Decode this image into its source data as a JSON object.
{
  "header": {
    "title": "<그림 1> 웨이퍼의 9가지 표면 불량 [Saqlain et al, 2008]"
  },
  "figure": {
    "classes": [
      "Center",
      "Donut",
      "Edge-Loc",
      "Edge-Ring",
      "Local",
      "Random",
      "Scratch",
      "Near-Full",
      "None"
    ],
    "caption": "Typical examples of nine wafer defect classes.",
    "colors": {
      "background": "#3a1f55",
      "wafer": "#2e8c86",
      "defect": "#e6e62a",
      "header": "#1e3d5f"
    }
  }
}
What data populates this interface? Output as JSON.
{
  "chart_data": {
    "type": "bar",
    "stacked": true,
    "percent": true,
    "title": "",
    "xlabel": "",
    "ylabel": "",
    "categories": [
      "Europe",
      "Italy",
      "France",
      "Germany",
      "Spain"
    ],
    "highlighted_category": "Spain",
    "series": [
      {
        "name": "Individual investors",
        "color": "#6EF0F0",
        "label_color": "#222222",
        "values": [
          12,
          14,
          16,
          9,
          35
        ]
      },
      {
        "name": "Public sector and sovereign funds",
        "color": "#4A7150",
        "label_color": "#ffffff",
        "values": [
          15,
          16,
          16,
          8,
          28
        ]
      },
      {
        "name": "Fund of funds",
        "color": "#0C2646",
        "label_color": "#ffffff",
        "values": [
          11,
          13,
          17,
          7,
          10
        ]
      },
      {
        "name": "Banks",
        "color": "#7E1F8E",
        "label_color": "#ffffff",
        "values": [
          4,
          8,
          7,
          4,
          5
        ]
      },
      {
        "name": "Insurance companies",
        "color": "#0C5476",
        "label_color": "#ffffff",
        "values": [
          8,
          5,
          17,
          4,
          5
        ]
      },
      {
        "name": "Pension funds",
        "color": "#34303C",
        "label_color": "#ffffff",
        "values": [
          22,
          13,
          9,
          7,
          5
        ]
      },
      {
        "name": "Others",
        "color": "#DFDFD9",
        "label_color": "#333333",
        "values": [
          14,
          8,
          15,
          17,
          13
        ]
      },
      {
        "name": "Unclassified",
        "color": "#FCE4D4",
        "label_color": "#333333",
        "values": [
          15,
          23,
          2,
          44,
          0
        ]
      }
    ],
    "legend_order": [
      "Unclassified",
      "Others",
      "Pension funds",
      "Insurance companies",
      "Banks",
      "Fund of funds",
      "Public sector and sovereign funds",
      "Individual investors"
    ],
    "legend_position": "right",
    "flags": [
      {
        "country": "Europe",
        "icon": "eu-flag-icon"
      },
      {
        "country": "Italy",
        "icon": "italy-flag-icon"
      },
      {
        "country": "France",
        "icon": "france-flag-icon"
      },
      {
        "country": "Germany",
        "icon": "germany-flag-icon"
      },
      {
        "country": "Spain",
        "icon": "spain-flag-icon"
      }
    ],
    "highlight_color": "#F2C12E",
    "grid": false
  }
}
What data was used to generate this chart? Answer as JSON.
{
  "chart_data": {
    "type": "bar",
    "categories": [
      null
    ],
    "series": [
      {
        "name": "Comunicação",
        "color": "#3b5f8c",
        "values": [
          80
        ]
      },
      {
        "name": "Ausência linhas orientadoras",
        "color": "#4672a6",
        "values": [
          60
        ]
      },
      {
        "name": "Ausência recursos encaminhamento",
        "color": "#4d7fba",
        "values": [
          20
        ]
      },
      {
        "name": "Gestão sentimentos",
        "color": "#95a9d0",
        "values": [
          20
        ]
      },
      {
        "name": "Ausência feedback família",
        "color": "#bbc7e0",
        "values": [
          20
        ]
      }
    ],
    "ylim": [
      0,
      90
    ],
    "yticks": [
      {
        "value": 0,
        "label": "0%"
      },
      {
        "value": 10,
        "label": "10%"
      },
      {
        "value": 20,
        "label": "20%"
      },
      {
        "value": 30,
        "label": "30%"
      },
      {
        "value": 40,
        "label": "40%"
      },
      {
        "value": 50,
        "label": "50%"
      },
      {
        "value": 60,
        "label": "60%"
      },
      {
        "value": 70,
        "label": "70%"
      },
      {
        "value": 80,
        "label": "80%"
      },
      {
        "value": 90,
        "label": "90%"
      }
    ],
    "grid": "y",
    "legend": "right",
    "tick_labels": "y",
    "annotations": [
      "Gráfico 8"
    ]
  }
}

● ● ● ●

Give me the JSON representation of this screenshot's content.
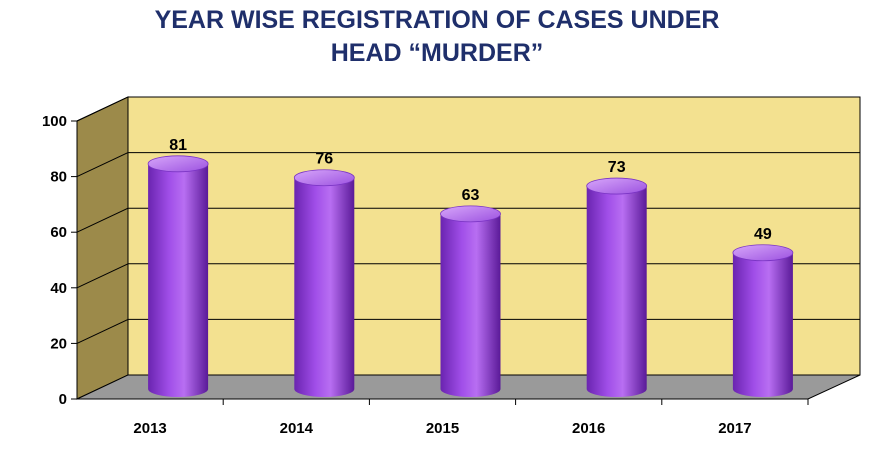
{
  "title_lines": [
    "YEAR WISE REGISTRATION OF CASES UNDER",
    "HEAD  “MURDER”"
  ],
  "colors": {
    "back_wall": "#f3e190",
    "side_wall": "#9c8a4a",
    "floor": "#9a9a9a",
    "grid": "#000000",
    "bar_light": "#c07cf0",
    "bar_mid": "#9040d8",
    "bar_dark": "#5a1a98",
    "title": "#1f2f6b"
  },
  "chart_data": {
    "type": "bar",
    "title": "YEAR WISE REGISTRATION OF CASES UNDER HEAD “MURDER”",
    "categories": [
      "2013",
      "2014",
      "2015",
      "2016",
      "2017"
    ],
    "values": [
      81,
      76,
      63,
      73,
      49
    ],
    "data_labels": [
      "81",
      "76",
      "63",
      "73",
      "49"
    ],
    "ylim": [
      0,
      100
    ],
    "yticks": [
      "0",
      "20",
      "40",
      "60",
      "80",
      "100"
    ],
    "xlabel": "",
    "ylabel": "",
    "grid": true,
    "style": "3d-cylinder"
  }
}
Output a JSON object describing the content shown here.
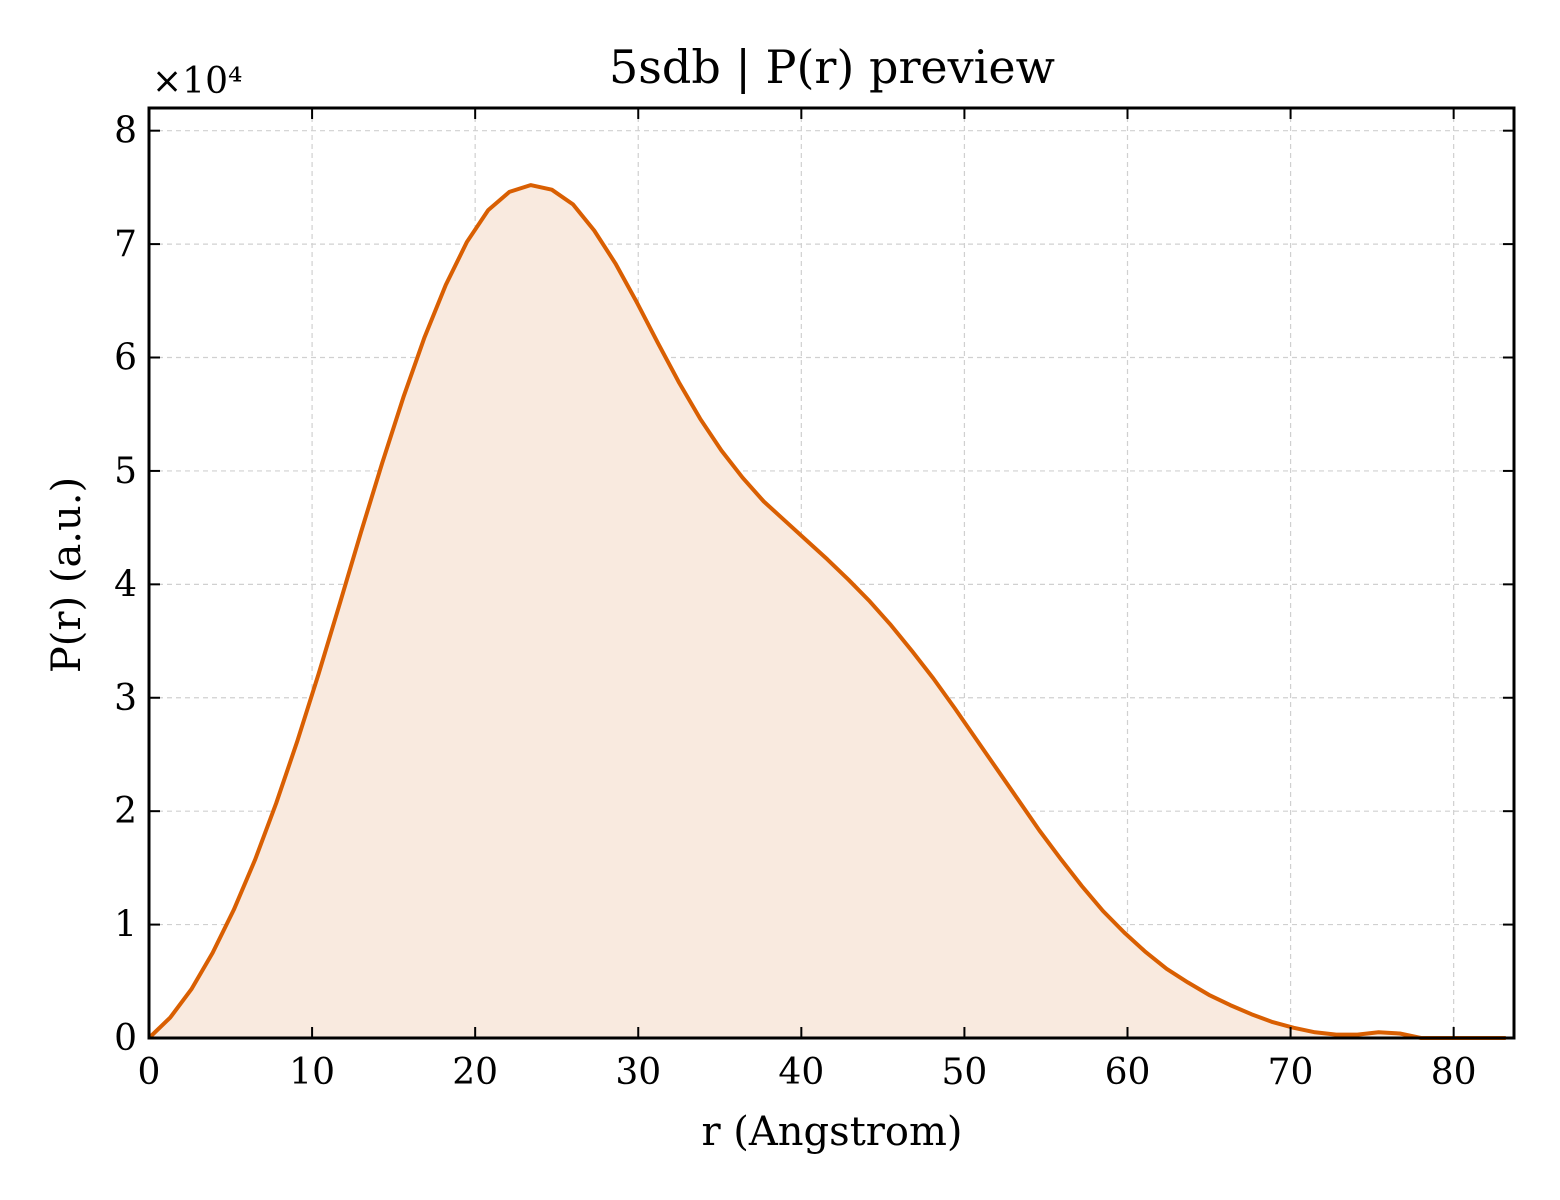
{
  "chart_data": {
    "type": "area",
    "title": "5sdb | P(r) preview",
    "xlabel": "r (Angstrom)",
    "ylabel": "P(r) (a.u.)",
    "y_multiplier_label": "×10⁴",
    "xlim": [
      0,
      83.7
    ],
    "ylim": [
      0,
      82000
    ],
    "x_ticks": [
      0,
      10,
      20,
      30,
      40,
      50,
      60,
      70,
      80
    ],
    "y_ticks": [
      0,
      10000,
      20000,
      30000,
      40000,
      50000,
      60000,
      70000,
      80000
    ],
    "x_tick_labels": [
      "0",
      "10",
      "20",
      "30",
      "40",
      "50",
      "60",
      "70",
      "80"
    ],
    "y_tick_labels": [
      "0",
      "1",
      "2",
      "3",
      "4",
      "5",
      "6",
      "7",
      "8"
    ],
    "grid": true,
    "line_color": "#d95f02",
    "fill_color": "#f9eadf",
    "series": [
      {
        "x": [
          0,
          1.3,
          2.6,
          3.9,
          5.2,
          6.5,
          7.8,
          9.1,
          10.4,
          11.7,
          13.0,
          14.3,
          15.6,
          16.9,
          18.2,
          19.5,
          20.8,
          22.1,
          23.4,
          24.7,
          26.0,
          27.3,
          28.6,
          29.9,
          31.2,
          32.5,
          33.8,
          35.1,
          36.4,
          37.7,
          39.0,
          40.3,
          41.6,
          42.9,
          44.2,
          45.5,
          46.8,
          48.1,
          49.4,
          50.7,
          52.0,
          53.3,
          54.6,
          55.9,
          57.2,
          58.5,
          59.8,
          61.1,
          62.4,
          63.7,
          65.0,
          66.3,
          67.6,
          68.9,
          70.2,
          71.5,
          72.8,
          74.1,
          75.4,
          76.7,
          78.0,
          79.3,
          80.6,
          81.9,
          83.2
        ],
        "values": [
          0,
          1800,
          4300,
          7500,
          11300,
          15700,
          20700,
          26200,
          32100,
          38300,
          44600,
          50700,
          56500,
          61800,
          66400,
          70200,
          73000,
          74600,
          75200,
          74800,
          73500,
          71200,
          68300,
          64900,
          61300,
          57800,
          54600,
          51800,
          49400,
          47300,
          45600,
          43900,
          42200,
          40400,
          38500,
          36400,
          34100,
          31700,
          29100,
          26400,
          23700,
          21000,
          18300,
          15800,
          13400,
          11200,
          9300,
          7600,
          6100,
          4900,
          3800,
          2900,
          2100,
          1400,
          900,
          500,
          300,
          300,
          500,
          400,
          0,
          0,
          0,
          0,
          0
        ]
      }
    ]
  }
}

● ● ● ●

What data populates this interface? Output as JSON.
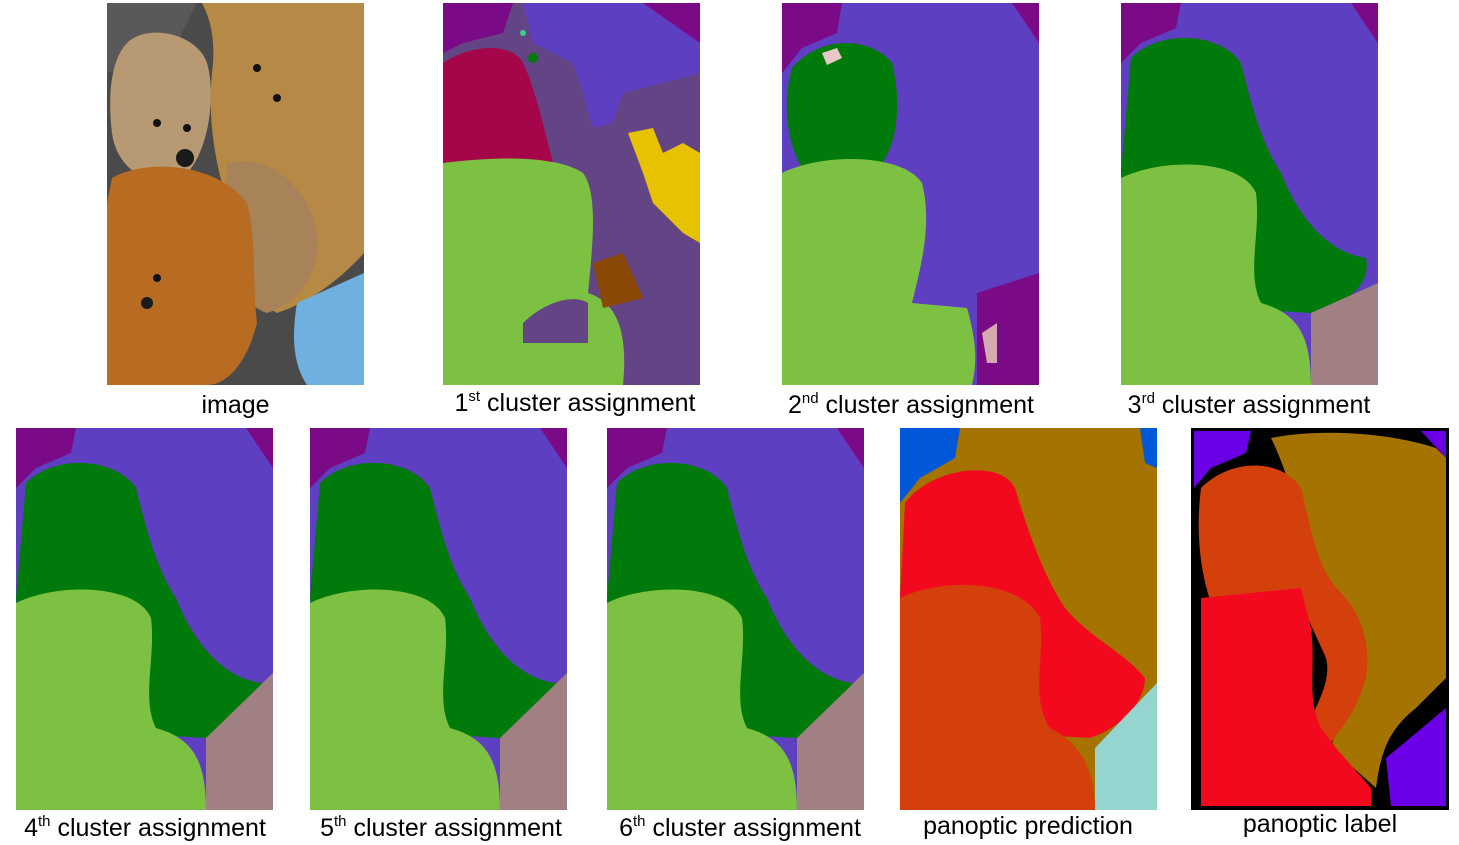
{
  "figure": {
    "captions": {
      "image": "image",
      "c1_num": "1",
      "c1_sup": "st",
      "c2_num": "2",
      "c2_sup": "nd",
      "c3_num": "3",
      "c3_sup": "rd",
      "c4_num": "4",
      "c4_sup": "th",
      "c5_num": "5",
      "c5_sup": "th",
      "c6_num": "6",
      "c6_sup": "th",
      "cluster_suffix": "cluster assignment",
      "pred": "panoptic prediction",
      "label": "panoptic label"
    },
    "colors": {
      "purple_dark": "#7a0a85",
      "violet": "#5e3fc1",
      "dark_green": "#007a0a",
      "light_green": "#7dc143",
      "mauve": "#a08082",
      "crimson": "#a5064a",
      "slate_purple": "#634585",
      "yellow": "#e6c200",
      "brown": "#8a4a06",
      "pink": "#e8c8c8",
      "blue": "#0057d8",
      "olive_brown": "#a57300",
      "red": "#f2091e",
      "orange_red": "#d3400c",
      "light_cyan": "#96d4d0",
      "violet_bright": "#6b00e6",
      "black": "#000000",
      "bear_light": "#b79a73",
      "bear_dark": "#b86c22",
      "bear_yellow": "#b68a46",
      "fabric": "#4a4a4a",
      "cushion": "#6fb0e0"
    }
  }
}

● ● ● ●

[WHAT THE TASK REQUIRES]
Search the data for the string "classes" and copy each line where it appears.

[FINAL RESULT]
    "classes": [
    "caption": "Typical examples of nine wafer defect classes.",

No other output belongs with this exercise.